— TO BE DONE —
Gather every line of the entries that includes the word "kind".

— EXTRACTED MATERIAL —
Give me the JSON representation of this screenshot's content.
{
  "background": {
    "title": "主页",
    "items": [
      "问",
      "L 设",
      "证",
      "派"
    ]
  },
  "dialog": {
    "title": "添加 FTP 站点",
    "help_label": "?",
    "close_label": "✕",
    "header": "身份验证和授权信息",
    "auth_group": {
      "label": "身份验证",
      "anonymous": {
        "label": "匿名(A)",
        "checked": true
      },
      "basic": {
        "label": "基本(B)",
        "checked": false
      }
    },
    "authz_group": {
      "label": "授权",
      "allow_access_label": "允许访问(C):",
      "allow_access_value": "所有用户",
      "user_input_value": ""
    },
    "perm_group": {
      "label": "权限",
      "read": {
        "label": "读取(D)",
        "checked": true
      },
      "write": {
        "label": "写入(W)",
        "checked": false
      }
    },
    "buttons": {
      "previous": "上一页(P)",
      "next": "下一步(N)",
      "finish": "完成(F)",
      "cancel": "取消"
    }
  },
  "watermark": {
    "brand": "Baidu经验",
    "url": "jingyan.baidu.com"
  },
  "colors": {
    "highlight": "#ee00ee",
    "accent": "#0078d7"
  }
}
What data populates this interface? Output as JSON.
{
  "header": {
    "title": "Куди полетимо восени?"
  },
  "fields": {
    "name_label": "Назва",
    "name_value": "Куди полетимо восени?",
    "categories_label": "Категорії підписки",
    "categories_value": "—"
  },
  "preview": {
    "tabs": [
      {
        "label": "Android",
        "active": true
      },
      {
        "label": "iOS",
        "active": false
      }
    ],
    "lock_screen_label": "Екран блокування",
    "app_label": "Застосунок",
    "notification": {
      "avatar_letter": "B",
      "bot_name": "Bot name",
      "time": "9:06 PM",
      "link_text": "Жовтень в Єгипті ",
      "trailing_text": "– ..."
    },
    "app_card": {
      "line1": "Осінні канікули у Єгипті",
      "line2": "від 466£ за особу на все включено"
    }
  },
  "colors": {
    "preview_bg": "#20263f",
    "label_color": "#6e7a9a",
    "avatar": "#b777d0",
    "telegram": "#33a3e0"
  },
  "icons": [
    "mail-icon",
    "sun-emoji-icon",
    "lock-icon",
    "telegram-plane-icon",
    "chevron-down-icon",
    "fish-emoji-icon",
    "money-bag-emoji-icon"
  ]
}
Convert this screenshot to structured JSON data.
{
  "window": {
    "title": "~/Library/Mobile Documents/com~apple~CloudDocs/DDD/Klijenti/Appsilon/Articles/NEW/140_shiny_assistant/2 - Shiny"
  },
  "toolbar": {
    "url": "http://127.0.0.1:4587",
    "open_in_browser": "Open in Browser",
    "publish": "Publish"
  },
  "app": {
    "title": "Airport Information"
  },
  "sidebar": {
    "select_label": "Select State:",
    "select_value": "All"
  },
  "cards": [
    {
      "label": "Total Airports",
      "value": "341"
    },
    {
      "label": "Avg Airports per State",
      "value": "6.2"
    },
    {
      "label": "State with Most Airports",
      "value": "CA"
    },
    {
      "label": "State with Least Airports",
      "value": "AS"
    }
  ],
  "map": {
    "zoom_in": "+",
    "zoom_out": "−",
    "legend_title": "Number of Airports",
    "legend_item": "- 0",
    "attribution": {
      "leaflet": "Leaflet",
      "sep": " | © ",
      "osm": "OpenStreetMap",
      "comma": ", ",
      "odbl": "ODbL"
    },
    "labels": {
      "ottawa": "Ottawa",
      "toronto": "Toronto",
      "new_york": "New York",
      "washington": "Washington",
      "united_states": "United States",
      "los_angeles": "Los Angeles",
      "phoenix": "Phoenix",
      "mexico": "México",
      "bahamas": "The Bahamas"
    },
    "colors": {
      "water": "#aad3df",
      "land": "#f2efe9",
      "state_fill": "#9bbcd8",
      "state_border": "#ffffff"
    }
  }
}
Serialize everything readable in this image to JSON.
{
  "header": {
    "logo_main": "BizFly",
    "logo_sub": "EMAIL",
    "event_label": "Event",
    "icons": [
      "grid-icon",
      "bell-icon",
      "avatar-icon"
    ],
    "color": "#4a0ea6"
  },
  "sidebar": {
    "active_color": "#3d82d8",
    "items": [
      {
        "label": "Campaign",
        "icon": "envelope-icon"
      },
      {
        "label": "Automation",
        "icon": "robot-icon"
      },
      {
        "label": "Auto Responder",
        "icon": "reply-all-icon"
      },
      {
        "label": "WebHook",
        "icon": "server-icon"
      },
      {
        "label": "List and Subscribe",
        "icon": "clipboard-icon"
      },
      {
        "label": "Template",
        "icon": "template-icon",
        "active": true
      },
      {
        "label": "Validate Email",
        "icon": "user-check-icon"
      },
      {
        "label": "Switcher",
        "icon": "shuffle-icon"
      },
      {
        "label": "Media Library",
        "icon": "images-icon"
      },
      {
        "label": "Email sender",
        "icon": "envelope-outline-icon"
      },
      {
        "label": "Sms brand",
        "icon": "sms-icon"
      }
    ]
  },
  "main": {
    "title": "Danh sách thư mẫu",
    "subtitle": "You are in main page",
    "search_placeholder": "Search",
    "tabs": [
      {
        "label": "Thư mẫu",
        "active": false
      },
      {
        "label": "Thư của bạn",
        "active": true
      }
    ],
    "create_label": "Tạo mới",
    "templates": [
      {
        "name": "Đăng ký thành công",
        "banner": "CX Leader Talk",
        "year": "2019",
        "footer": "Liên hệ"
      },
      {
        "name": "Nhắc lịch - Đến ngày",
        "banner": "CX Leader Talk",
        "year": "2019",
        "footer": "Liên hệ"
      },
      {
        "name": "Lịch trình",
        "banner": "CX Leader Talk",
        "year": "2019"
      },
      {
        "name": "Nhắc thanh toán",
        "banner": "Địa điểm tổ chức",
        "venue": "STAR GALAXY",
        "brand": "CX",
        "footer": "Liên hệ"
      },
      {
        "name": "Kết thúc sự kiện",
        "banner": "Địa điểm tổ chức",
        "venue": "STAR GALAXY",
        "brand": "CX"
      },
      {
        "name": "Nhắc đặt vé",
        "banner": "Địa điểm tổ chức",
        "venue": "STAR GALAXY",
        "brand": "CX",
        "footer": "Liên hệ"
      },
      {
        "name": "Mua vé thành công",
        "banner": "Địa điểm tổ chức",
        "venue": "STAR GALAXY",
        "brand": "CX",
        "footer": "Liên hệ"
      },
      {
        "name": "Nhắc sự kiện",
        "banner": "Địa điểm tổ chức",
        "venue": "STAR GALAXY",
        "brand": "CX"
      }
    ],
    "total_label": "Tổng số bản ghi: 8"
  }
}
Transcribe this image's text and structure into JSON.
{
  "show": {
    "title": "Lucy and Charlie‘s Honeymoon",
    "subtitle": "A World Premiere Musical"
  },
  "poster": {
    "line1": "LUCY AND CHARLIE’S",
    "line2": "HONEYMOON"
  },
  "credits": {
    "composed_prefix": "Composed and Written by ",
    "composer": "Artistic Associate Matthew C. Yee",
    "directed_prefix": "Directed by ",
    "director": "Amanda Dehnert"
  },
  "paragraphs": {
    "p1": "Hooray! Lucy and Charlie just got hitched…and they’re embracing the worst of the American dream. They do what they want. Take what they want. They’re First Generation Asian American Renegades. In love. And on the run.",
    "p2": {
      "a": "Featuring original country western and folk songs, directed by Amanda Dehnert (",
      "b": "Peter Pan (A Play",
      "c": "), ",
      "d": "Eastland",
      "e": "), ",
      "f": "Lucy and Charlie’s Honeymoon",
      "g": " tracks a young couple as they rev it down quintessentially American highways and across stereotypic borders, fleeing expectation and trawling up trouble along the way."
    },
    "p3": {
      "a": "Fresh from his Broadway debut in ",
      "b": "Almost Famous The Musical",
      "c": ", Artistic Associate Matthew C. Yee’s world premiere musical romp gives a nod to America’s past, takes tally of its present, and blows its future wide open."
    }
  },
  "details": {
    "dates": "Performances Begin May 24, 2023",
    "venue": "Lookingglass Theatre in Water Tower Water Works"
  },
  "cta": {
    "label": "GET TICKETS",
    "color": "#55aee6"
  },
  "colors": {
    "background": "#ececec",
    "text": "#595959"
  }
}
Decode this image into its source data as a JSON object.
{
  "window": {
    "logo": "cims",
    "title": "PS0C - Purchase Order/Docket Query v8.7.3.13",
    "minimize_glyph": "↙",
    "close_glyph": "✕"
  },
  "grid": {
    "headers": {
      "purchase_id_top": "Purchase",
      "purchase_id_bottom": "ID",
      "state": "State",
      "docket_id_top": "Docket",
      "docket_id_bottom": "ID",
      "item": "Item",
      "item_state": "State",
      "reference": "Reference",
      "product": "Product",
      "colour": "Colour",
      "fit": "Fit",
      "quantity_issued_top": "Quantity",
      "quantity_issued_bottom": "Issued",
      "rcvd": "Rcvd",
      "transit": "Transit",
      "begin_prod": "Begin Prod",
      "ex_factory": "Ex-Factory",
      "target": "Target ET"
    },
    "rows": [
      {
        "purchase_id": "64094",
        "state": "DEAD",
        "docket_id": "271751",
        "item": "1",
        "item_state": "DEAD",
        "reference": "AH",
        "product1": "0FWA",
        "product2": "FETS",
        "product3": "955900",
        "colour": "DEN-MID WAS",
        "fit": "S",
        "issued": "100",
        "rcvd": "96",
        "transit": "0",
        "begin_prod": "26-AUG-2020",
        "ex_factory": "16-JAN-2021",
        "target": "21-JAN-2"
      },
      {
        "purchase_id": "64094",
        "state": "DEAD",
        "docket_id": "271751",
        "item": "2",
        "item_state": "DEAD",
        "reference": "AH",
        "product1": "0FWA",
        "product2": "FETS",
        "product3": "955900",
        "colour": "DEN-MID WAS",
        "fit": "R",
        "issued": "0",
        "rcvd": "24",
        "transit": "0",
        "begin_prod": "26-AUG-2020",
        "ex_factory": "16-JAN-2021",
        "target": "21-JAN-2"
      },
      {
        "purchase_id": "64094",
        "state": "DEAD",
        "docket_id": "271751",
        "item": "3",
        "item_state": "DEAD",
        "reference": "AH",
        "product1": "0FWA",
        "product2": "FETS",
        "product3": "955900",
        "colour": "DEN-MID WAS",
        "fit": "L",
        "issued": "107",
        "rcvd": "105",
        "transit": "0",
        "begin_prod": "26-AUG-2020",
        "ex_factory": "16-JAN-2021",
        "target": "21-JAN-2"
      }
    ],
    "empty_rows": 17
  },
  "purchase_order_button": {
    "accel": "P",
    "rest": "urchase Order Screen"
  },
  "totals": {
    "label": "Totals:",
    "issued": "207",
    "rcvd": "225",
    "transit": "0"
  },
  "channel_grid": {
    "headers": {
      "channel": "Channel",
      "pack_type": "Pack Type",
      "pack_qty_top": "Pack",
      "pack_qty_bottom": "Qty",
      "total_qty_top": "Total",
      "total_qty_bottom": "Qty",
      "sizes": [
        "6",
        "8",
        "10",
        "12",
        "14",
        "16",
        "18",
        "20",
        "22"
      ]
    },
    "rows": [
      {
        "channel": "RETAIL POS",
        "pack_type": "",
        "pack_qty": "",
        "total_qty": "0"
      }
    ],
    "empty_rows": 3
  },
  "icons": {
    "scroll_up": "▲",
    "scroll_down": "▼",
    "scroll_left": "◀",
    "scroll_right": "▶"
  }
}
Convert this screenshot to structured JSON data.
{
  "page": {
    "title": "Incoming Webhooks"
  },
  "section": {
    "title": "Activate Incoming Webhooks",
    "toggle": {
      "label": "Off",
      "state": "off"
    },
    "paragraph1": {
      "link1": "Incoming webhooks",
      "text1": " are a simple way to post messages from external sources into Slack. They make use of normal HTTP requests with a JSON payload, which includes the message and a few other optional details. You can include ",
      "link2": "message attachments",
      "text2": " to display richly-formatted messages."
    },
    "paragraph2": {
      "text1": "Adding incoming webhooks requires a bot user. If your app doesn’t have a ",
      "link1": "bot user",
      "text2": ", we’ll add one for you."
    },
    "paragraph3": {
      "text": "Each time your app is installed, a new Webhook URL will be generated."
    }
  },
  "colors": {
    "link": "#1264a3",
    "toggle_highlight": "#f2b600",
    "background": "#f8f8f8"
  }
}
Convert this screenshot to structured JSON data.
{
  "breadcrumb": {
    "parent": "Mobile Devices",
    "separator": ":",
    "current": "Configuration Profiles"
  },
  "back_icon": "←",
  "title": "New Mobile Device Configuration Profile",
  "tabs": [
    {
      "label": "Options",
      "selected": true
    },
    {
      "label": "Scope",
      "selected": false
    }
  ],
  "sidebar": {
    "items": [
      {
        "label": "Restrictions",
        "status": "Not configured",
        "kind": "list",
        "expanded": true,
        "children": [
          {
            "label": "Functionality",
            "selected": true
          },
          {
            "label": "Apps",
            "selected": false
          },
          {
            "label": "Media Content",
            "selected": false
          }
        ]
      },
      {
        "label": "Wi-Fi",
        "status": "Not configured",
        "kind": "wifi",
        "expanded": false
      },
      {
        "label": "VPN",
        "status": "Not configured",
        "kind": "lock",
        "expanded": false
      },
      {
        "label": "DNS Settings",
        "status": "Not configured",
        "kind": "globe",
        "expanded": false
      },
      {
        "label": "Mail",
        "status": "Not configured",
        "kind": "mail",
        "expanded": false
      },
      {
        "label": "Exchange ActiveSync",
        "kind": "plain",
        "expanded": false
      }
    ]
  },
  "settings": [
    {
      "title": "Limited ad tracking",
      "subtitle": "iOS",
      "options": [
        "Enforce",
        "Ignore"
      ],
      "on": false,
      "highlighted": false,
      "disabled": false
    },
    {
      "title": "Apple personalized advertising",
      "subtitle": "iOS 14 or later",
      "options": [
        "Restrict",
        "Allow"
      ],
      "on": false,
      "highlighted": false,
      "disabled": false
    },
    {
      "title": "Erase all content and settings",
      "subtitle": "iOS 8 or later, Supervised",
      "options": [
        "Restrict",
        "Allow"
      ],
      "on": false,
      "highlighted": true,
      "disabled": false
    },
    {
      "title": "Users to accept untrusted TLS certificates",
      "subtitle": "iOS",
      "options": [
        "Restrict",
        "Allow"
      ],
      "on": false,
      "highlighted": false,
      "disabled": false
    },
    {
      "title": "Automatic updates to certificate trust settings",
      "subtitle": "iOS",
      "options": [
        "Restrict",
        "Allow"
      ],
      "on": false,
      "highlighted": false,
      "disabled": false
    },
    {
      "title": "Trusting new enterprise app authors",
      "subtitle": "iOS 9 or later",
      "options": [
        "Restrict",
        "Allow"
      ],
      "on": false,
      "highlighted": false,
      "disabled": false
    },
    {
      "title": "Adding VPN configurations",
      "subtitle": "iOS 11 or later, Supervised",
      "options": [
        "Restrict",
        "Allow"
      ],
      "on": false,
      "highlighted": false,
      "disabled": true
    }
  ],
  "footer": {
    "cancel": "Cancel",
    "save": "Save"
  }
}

— RESULT BELOW —
        "kind": "list",
        "kind": "wifi",
        "kind": "lock",
        "kind": "globe",
        "kind": "mail",
        "kind": "plain",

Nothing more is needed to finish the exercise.